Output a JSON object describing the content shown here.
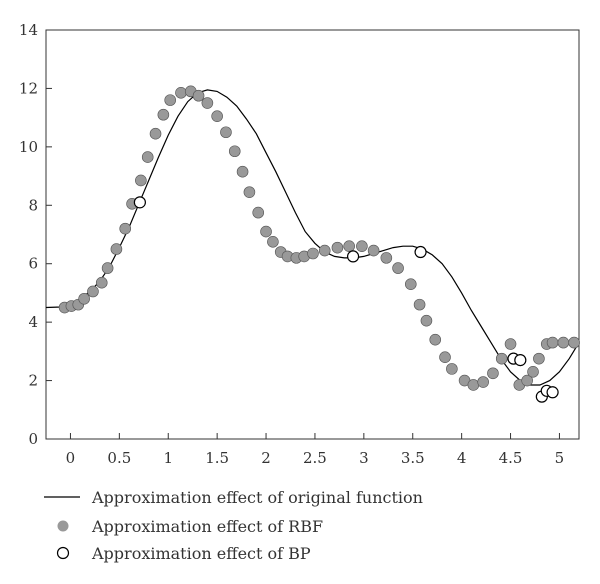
{
  "chart_data": {
    "type": "line",
    "title": "",
    "xlabel": "",
    "ylabel": "",
    "xlim": [
      -0.25,
      5.2
    ],
    "ylim": [
      0,
      14
    ],
    "x_ticks": [
      0,
      0.5,
      1,
      1.5,
      2,
      2.5,
      3,
      3.5,
      4,
      4.5,
      5
    ],
    "x_tick_labels": [
      "0",
      "0.5",
      "1",
      "1.5",
      "2",
      "2.5",
      "3",
      "3.5",
      "4",
      "4.5",
      "5"
    ],
    "y_ticks": [
      0,
      2,
      4,
      6,
      8,
      10,
      12,
      14
    ],
    "y_tick_labels": [
      "0",
      "2",
      "4",
      "6",
      "8",
      "10",
      "12",
      "14"
    ],
    "grid": false,
    "legend_position": "bottom",
    "series": [
      {
        "name": "Approximation effect of original function",
        "style": "line",
        "color": "#000000",
        "x": [
          -0.25,
          -0.1,
          0.0,
          0.1,
          0.2,
          0.3,
          0.4,
          0.5,
          0.6,
          0.7,
          0.8,
          0.9,
          1.0,
          1.1,
          1.2,
          1.3,
          1.4,
          1.5,
          1.6,
          1.7,
          1.8,
          1.9,
          2.0,
          2.1,
          2.2,
          2.3,
          2.4,
          2.5,
          2.6,
          2.7,
          2.8,
          2.9,
          3.0,
          3.1,
          3.2,
          3.3,
          3.4,
          3.5,
          3.6,
          3.7,
          3.8,
          3.9,
          4.0,
          4.1,
          4.2,
          4.3,
          4.4,
          4.5,
          4.6,
          4.7,
          4.8,
          4.9,
          5.0,
          5.1,
          5.2
        ],
        "y": [
          4.5,
          4.52,
          4.6,
          4.8,
          5.05,
          5.4,
          5.9,
          6.55,
          7.25,
          8.05,
          8.85,
          9.65,
          10.4,
          11.05,
          11.55,
          11.85,
          11.95,
          11.9,
          11.7,
          11.4,
          10.95,
          10.45,
          9.8,
          9.15,
          8.45,
          7.75,
          7.1,
          6.7,
          6.4,
          6.25,
          6.2,
          6.2,
          6.25,
          6.35,
          6.45,
          6.55,
          6.6,
          6.6,
          6.5,
          6.3,
          6.0,
          5.55,
          5.0,
          4.4,
          3.85,
          3.3,
          2.75,
          2.3,
          2.0,
          1.85,
          1.85,
          2.0,
          2.3,
          2.75,
          3.3
        ]
      },
      {
        "name": "Approximation effect of RBF",
        "style": "filled-marker",
        "color": "#999999",
        "x": [
          -0.06,
          0.01,
          0.08,
          0.14,
          0.23,
          0.32,
          0.38,
          0.47,
          0.56,
          0.63,
          0.72,
          0.79,
          0.87,
          0.95,
          1.02,
          1.13,
          1.23,
          1.31,
          1.4,
          1.5,
          1.59,
          1.68,
          1.76,
          1.83,
          1.92,
          2.0,
          2.07,
          2.15,
          2.22,
          2.31,
          2.39,
          2.48,
          2.6,
          2.73,
          2.85,
          2.98,
          3.1,
          3.23,
          3.35,
          3.48,
          3.57,
          3.64,
          3.73,
          3.83,
          3.9,
          4.03,
          4.12,
          4.22,
          4.32,
          4.41,
          4.5,
          4.59,
          4.67,
          4.73,
          4.79,
          4.87,
          4.93,
          5.04,
          5.15
        ],
        "y": [
          4.5,
          4.55,
          4.6,
          4.8,
          5.05,
          5.35,
          5.85,
          6.5,
          7.2,
          8.05,
          8.85,
          9.65,
          10.45,
          11.1,
          11.6,
          11.85,
          11.9,
          11.75,
          11.5,
          11.05,
          10.5,
          9.85,
          9.15,
          8.45,
          7.75,
          7.1,
          6.75,
          6.4,
          6.25,
          6.2,
          6.25,
          6.35,
          6.45,
          6.55,
          6.6,
          6.6,
          6.45,
          6.2,
          5.85,
          5.3,
          4.6,
          4.05,
          3.4,
          2.8,
          2.4,
          2.0,
          1.85,
          1.95,
          2.25,
          2.75,
          3.25,
          1.85,
          2.0,
          2.3,
          2.75,
          3.25,
          3.3,
          3.3,
          3.3
        ]
      },
      {
        "name": "Approximation effect of BP",
        "style": "open-marker",
        "color": "#000000",
        "x": [
          0.71,
          2.89,
          3.58,
          4.53,
          4.6,
          4.82,
          4.87,
          4.93
        ],
        "y": [
          8.1,
          6.25,
          6.4,
          2.75,
          2.7,
          1.45,
          1.65,
          1.6
        ]
      }
    ]
  }
}
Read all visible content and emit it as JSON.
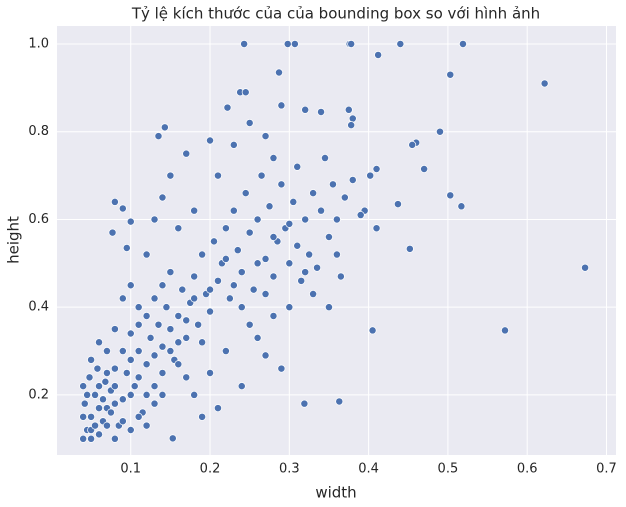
{
  "chart_data": {
    "type": "scatter",
    "title": "Tỷ lệ kích thước của của bounding box so với hình ảnh",
    "xlabel": "width",
    "ylabel": "height",
    "x": [
      0.243,
      0.298,
      0.307,
      0.376,
      0.378,
      0.44,
      0.519,
      0.412,
      0.503,
      0.622,
      0.673,
      0.572,
      0.405,
      0.49,
      0.46,
      0.455,
      0.47,
      0.503,
      0.517,
      0.437,
      0.452,
      0.41,
      0.363,
      0.319,
      0.287,
      0.238,
      0.245,
      0.222,
      0.29,
      0.32,
      0.375,
      0.38,
      0.378,
      0.34,
      0.143,
      0.135,
      0.41,
      0.402,
      0.395,
      0.08,
      0.09,
      0.077,
      0.095,
      0.1,
      0.153,
      0.04,
      0.045,
      0.05,
      0.042,
      0.055,
      0.06,
      0.065,
      0.07,
      0.075,
      0.048,
      0.058,
      0.068,
      0.08,
      0.085,
      0.09,
      0.095,
      0.1,
      0.105,
      0.11,
      0.115,
      0.12,
      0.125,
      0.13,
      0.135,
      0.14,
      0.145,
      0.15,
      0.155,
      0.16,
      0.165,
      0.17,
      0.175,
      0.18,
      0.185,
      0.19,
      0.195,
      0.2,
      0.205,
      0.21,
      0.215,
      0.22,
      0.225,
      0.23,
      0.235,
      0.24,
      0.245,
      0.25,
      0.255,
      0.26,
      0.265,
      0.27,
      0.275,
      0.28,
      0.285,
      0.29,
      0.295,
      0.3,
      0.305,
      0.31,
      0.315,
      0.32,
      0.325,
      0.33,
      0.335,
      0.34,
      0.345,
      0.35,
      0.355,
      0.36,
      0.365,
      0.37,
      0.38,
      0.39,
      0.2,
      0.22,
      0.25,
      0.27,
      0.3,
      0.29,
      0.24,
      0.21,
      0.18,
      0.19,
      0.26,
      0.28,
      0.33,
      0.36,
      0.35,
      0.1,
      0.12,
      0.13,
      0.14,
      0.15,
      0.16,
      0.17,
      0.18,
      0.2,
      0.21,
      0.23,
      0.25,
      0.27,
      0.28,
      0.11,
      0.09,
      0.08,
      0.07,
      0.06,
      0.05,
      0.1,
      0.11,
      0.12,
      0.13,
      0.14,
      0.15,
      0.12,
      0.13,
      0.14,
      0.15,
      0.16,
      0.17,
      0.09,
      0.08,
      0.07,
      0.06,
      0.05,
      0.1,
      0.11,
      0.16,
      0.17,
      0.18,
      0.19,
      0.2,
      0.22,
      0.23,
      0.24,
      0.26,
      0.27,
      0.28,
      0.3,
      0.31,
      0.32,
      0.08,
      0.09,
      0.1,
      0.11,
      0.12,
      0.13,
      0.14,
      0.04,
      0.04,
      0.045,
      0.05,
      0.055,
      0.06,
      0.065,
      0.07,
      0.075,
      0.08
    ],
    "values": [
      1.0,
      1.0,
      1.0,
      1.0,
      1.0,
      1.0,
      1.0,
      0.975,
      0.93,
      0.91,
      0.49,
      0.347,
      0.347,
      0.8,
      0.775,
      0.77,
      0.715,
      0.655,
      0.63,
      0.635,
      0.533,
      0.58,
      0.185,
      0.18,
      0.935,
      0.89,
      0.89,
      0.855,
      0.86,
      0.85,
      0.85,
      0.83,
      0.815,
      0.845,
      0.81,
      0.79,
      0.715,
      0.7,
      0.62,
      0.64,
      0.625,
      0.57,
      0.535,
      0.595,
      0.101,
      0.1,
      0.12,
      0.15,
      0.18,
      0.2,
      0.11,
      0.14,
      0.17,
      0.21,
      0.24,
      0.26,
      0.23,
      0.1,
      0.13,
      0.19,
      0.25,
      0.28,
      0.22,
      0.3,
      0.16,
      0.27,
      0.33,
      0.29,
      0.36,
      0.31,
      0.4,
      0.35,
      0.28,
      0.38,
      0.44,
      0.33,
      0.41,
      0.47,
      0.36,
      0.52,
      0.43,
      0.39,
      0.55,
      0.46,
      0.5,
      0.58,
      0.42,
      0.62,
      0.53,
      0.48,
      0.66,
      0.57,
      0.44,
      0.6,
      0.7,
      0.51,
      0.63,
      0.47,
      0.55,
      0.68,
      0.58,
      0.5,
      0.64,
      0.72,
      0.46,
      0.6,
      0.52,
      0.66,
      0.49,
      0.62,
      0.74,
      0.56,
      0.68,
      0.6,
      0.47,
      0.65,
      0.69,
      0.61,
      0.25,
      0.3,
      0.36,
      0.29,
      0.4,
      0.26,
      0.22,
      0.17,
      0.2,
      0.15,
      0.33,
      0.38,
      0.43,
      0.52,
      0.4,
      0.45,
      0.52,
      0.6,
      0.65,
      0.7,
      0.58,
      0.75,
      0.62,
      0.78,
      0.7,
      0.77,
      0.82,
      0.79,
      0.74,
      0.4,
      0.42,
      0.35,
      0.3,
      0.32,
      0.28,
      0.2,
      0.24,
      0.2,
      0.22,
      0.25,
      0.3,
      0.38,
      0.42,
      0.45,
      0.48,
      0.27,
      0.24,
      0.3,
      0.26,
      0.13,
      0.22,
      0.12,
      0.34,
      0.36,
      0.32,
      0.37,
      0.42,
      0.32,
      0.44,
      0.51,
      0.45,
      0.4,
      0.5,
      0.43,
      0.56,
      0.59,
      0.54,
      0.48,
      0.18,
      0.14,
      0.12,
      0.15,
      0.13,
      0.18,
      0.2,
      0.15,
      0.22,
      0.2,
      0.1,
      0.13,
      0.17,
      0.19,
      0.25,
      0.16,
      0.22
    ],
    "color": "#4c72b0",
    "xlim": [
      0.007,
      0.712
    ],
    "ylim": [
      0.063,
      1.041
    ],
    "xticks": [
      0.1,
      0.2,
      0.3,
      0.4,
      0.5,
      0.6,
      0.7
    ],
    "yticks": [
      0.2,
      0.4,
      0.6,
      0.8,
      {
        "value": 1,
        "label": "1.0"
      }
    ],
    "grid": true
  }
}
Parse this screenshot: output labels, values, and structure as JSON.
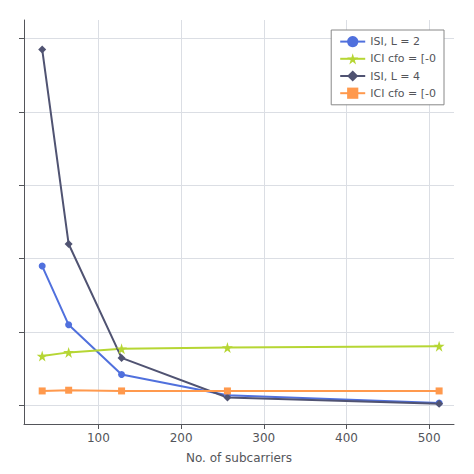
{
  "chart_data": {
    "type": "line",
    "xlabel": "No. of subcarriers",
    "x": [
      32,
      64,
      128,
      256,
      512
    ],
    "series": [
      {
        "name": "ISI, L = 2",
        "marker": "circle",
        "values": [
          0.38,
          0.22,
          0.085,
          0.028,
          0.007
        ]
      },
      {
        "name": "ICI cfo = [-0",
        "marker": "star",
        "values": [
          0.135,
          0.145,
          0.155,
          0.158,
          0.162
        ]
      },
      {
        "name": "ISI, L = 4",
        "marker": "diamond",
        "values": [
          0.97,
          0.44,
          0.13,
          0.022,
          0.005
        ]
      },
      {
        "name": "ICI cfo = [-0",
        "marker": "square",
        "values": [
          0.04,
          0.042,
          0.04,
          0.04,
          0.04
        ]
      }
    ],
    "xlim": [
      10,
      530
    ],
    "ylim": [
      -0.05,
      1.05
    ],
    "xticks": [
      100,
      200,
      300,
      400,
      500
    ],
    "yticks": [
      0,
      0.2,
      0.4,
      0.6,
      0.8,
      1.0
    ],
    "grid": true,
    "legend": "upper right",
    "tick_labels": "x"
  }
}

◆ Given problem: Copy every line above in which the string "style" shows up.

◆ Result of the task:
        "style": "line",
        "style": "filled-marker",
        "style": "open-marker",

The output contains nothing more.